Check every line of the entries for "text", and copy the lines that hold it.

Available data
· · · · ·

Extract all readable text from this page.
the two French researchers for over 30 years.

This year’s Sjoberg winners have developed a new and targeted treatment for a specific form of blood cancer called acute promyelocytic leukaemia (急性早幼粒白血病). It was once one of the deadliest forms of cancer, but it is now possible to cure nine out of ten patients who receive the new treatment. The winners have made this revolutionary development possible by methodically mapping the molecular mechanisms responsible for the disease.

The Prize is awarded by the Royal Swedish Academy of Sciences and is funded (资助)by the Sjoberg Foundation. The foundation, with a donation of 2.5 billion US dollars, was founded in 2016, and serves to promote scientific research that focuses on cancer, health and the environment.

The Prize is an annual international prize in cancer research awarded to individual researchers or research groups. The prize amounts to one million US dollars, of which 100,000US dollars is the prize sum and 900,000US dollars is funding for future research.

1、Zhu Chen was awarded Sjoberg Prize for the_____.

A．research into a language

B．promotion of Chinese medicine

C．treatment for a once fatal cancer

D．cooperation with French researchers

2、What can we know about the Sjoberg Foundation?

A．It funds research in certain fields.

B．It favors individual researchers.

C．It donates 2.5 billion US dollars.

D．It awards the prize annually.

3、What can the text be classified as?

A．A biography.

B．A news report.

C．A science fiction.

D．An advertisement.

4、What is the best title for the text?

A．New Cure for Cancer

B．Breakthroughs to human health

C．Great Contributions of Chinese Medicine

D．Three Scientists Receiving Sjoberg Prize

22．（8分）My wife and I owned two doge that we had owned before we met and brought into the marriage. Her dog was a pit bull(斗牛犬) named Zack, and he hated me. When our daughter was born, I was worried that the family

· · · · ·

Finished exercise
Extract all readable text from this page.
3、What can the text be classified as?
4、What is the best title for the text?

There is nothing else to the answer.